• **Task to carry out**
Reproduce every entry that follows word for word, but omit the images.

• **Stored records**
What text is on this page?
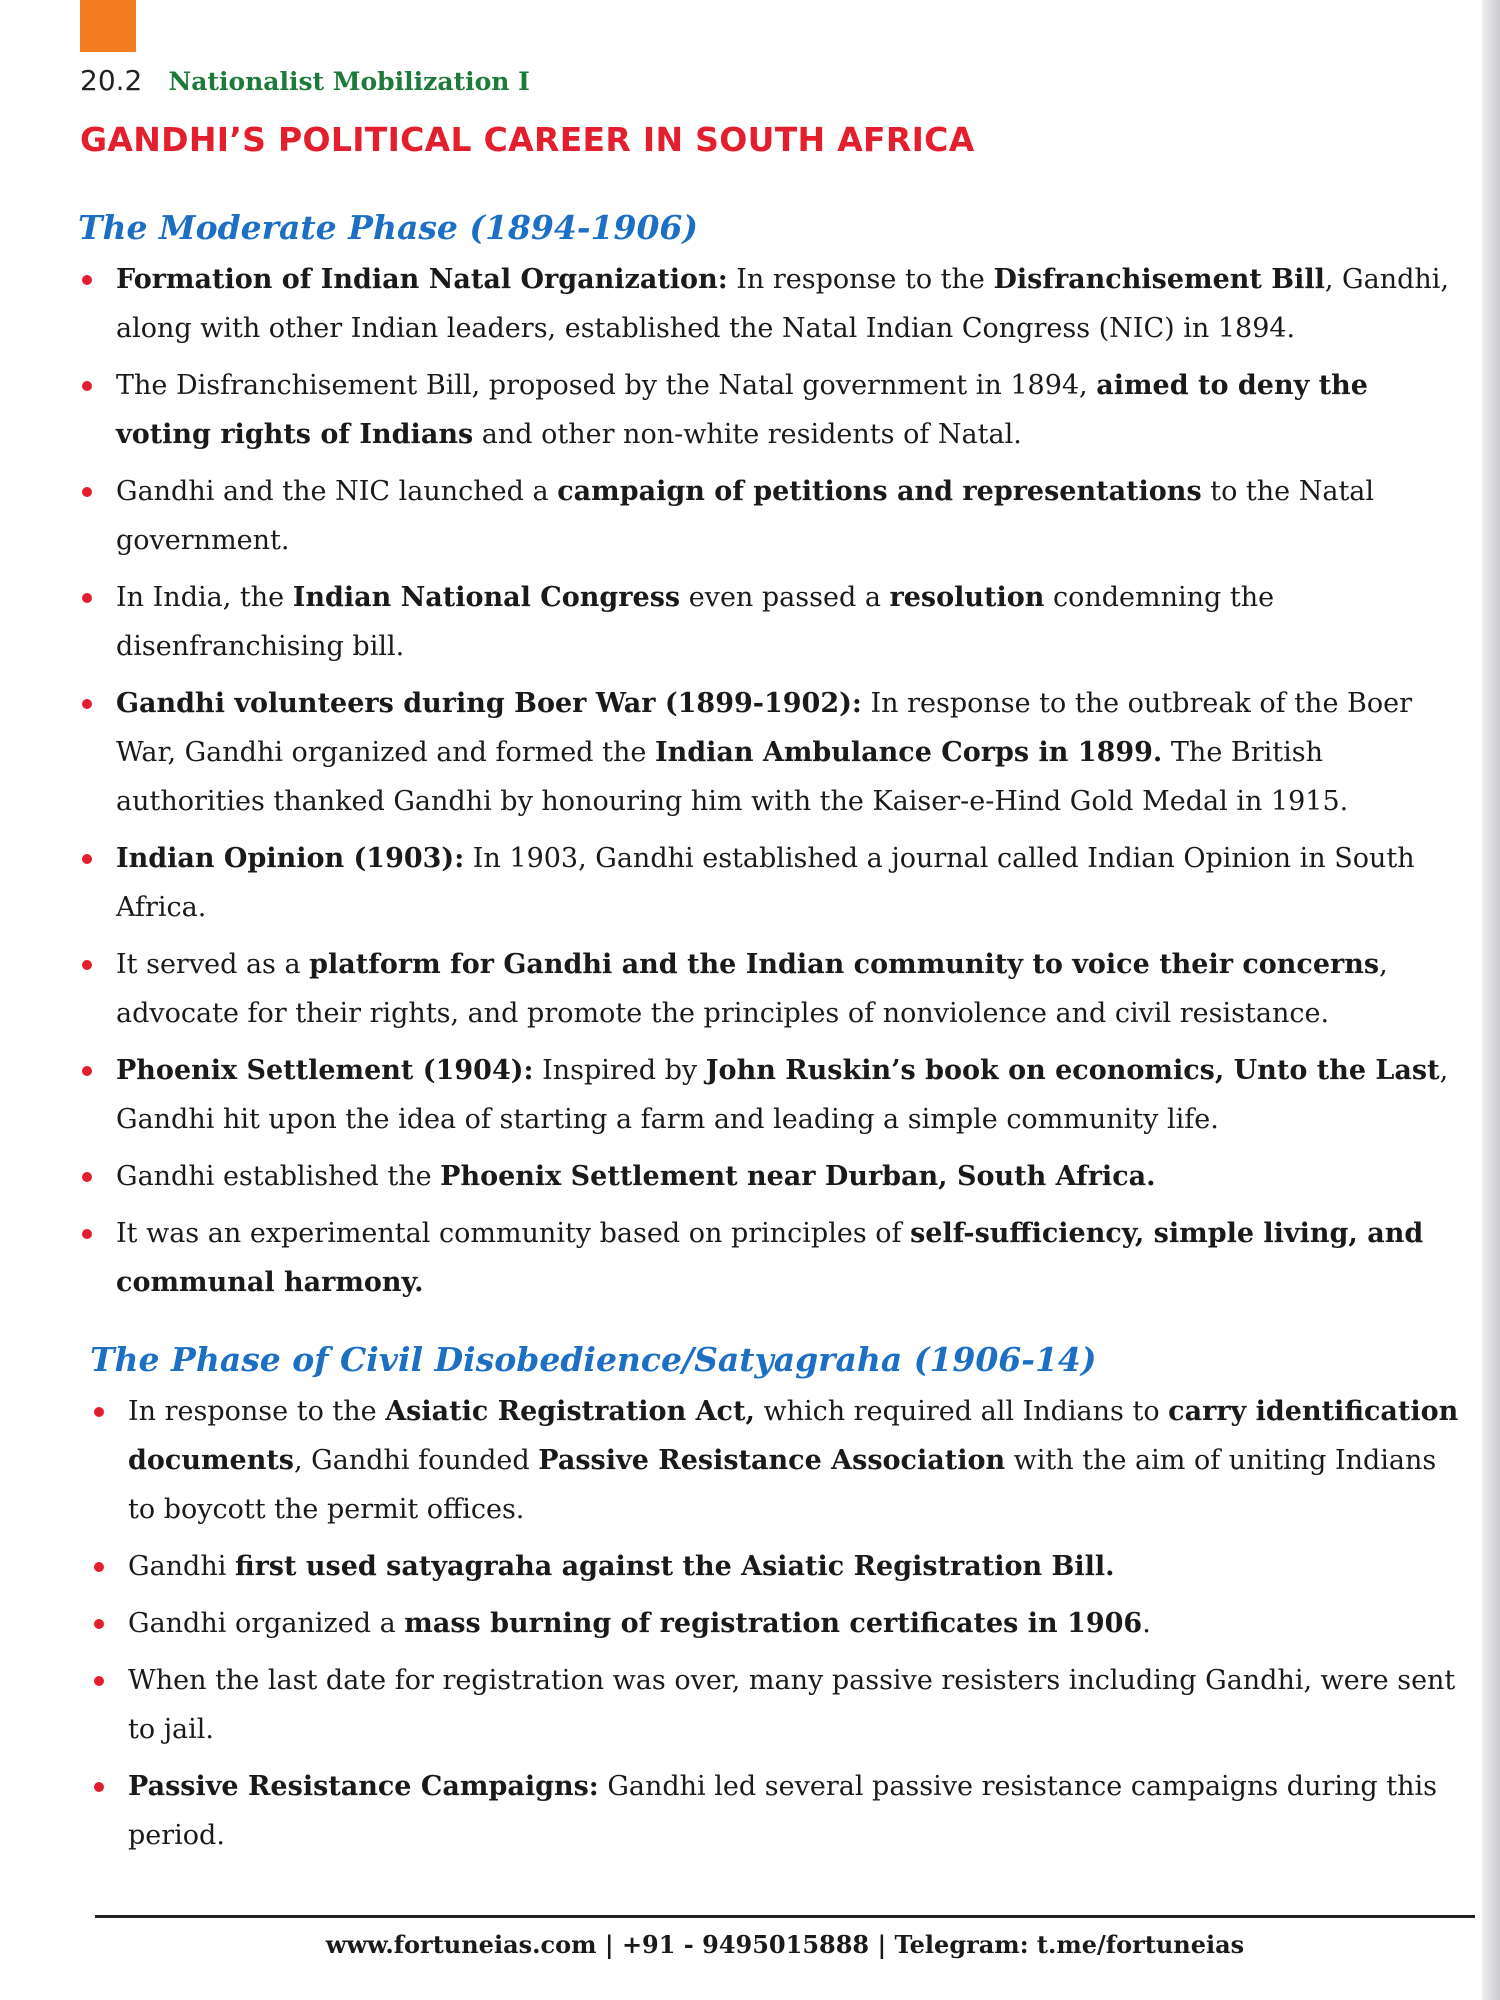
20.2 Nationalist Mobilization I
GANDHI’S POLITICAL CAREER IN SOUTH AFRICA
The Moderate Phase (1894-1906)
Formation of Indian Natal Organization: In response to the Disfranchisement Bill, Gandhi, along with other Indian leaders, established the Natal Indian Congress (NIC) in 1894.
The Disfranchisement Bill, proposed by the Natal government in 1894, aimed to deny the voting rights of Indians and other non-white residents of Natal.
Gandhi and the NIC launched a campaign of petitions and representations to the Natal government.
In India, the Indian National Congress even passed a resolution condemning the disenfranchising bill.
Gandhi volunteers during Boer War (1899-1902): In response to the outbreak of the Boer War, Gandhi organized and formed the Indian Ambulance Corps in 1899. The British authorities thanked Gandhi by honouring him with the Kaiser-e-Hind Gold Medal in 1915.
Indian Opinion (1903): In 1903, Gandhi established a journal called Indian Opinion in South Africa.
It served as a platform for Gandhi and the Indian community to voice their concerns, advocate for their rights, and promote the principles of nonviolence and civil resistance.
Phoenix Settlement (1904): Inspired by John Ruskin’s book on economics, Unto the Last, Gandhi hit upon the idea of starting a farm and leading a simple community life.
Gandhi established the Phoenix Settlement near Durban, South Africa.
It was an experimental community based on principles of self-sufficiency, simple living, and communal harmony.
The Phase of Civil Disobedience/Satyagraha (1906-14)
In response to the Asiatic Registration Act, which required all Indians to carry identification documents, Gandhi founded Passive Resistance Association with the aim of uniting Indians to boycott the permit offices.
Gandhi first used satyagraha against the Asiatic Registration Bill.
Gandhi organized a mass burning of registration certificates in 1906.
When the last date for registration was over, many passive resisters including Gandhi, were sent to jail.
Passive Resistance Campaigns: Gandhi led several passive resistance campaigns during this period.
www.fortuneias.com | +91 - 9495015888 | Telegram: t.me/fortuneias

• **Correct answer**
What text is on this page?
20.2 Nationalist Mobilization I
GANDHI’S POLITICAL CAREER IN SOUTH AFRICA
The Moderate Phase (1894-1906)
Formation of Indian Natal Organization: In response to the Disfranchisement Bill, Gandhi, along with other Indian leaders, established the Natal Indian Congress (NIC) in 1894.
The Disfranchisement Bill, proposed by the Natal government in 1894, aimed to deny the voting rights of Indians and other non-white residents of Natal.
Gandhi and the NIC launched a campaign of petitions and representations to the Natal government.
In India, the Indian National Congress even passed a resolution condemning the disenfranchising bill.
Gandhi volunteers during Boer War (1899-1902): In response to the outbreak of the Boer War, Gandhi organized and formed the Indian Ambulance Corps in 1899. The British authorities thanked Gandhi by honouring him with the Kaiser-e-Hind Gold Medal in 1915.
Indian Opinion (1903): In 1903, Gandhi established a journal called Indian Opinion in South Africa.
It served as a platform for Gandhi and the Indian community to voice their concerns, advocate for their rights, and promote the principles of nonviolence and civil resistance.
Phoenix Settlement (1904): Inspired by John Ruskin’s book on economics, Unto the Last, Gandhi hit upon the idea of starting a farm and leading a simple community life.
Gandhi established the Phoenix Settlement near Durban, South Africa.
It was an experimental community based on principles of self-sufficiency, simple living, and communal harmony.
The Phase of Civil Disobedience/Satyagraha (1906-14)
In response to the Asiatic Registration Act, which required all Indians to carry identification documents, Gandhi founded Passive Resistance Association with the aim of uniting Indians to boycott the permit offices.
Gandhi first used satyagraha against the Asiatic Registration Bill.
Gandhi organized a mass burning of registration certificates in 1906.
When the last date for registration was over, many passive resisters including Gandhi, were sent to jail.
Passive Resistance Campaigns: Gandhi led several passive resistance campaigns during this period.
www.fortuneias.com | +91 - 9495015888 | Telegram: t.me/fortuneias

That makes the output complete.